(Stored records)
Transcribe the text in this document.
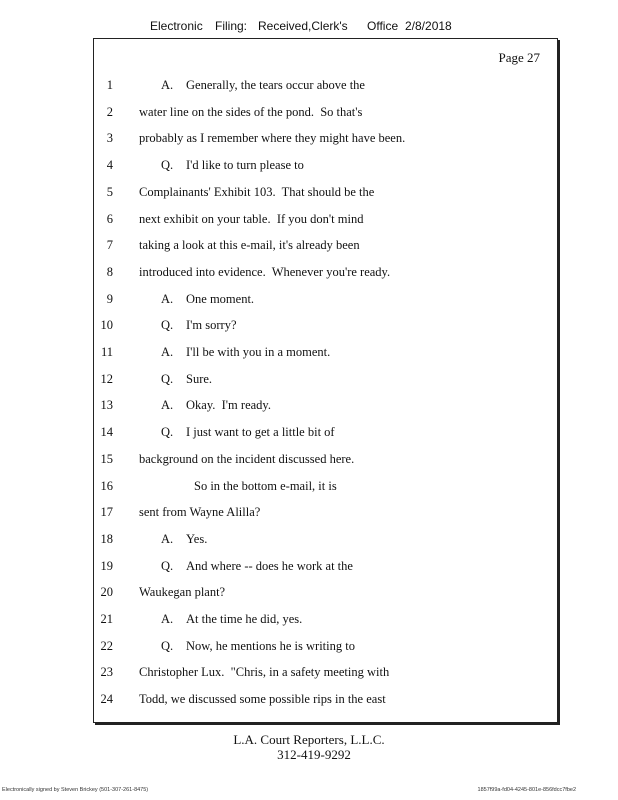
Electronic Filing: Received,Clerk's Office 2/8/2018
Page 27
1	A. Generally, the tears occur above the
2 water line on the sides of the pond.  So that's
3 probably as I remember where they might have been.
4	Q. I'd like to turn please to
5 Complainants' Exhibit 103.  That should be the
6 next exhibit on your table.  If you don't mind
7 taking a look at this e-mail, it's already been
8 introduced into evidence.  Whenever you're ready.
9	A. One moment.
10	Q. I'm sorry?
11	A. I'll be with you in a moment.
12	Q. Sure.
13	A. Okay.  I'm ready.
14	Q. I just want to get a little bit of
15 background on the incident discussed here.
16	So in the bottom e-mail, it is
17 sent from Wayne Alilla?
18	A. Yes.
19	Q. And where -- does he work at the
20 Waukegan plant?
21	A. At the time he did, yes.
22	Q. Now, he mentions he is writing to
23 Christopher Lux.  "Chris, in a safety meeting with
24 Todd, we discussed some possible rips in the east
L.A. Court Reporters, L.L.C.
312-419-9292
Electronically signed by Steven Brickey (501-307-261-8475)	1857f99a-fd04-4245-801e-856fdcc7fbe2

*What is needed*:
Keep the pictures out of your copy, and repeat every entry above exactly.

*Finished answer*:
Transcribe the text in this document.
Electronic Filing: Received,Clerk's Office 2/8/2018
Page 27
1	A. Generally, the tears occur above the
2 water line on the sides of the pond.  So that's
3 probably as I remember where they might have been.
4	Q. I'd like to turn please to
5 Complainants' Exhibit 103.  That should be the
6 next exhibit on your table.  If you don't mind
7 taking a look at this e-mail, it's already been
8 introduced into evidence.  Whenever you're ready.
9	A. One moment.
10	Q. I'm sorry?
11	A. I'll be with you in a moment.
12	Q. Sure.
13	A. Okay.  I'm ready.
14	Q. I just want to get a little bit of
15 background on the incident discussed here.
16	So in the bottom e-mail, it is
17 sent from Wayne Alilla?
18	A. Yes.
19	Q. And where -- does he work at the
20 Waukegan plant?
21	A. At the time he did, yes.
22	Q. Now, he mentions he is writing to
23 Christopher Lux.  "Chris, in a safety meeting with
24 Todd, we discussed some possible rips in the east
L.A. Court Reporters, L.L.C.
312-419-9292
Electronically signed by Steven Brickey (501-307-261-8475)	1857f99a-fd04-4245-801e-856fdcc7fbe2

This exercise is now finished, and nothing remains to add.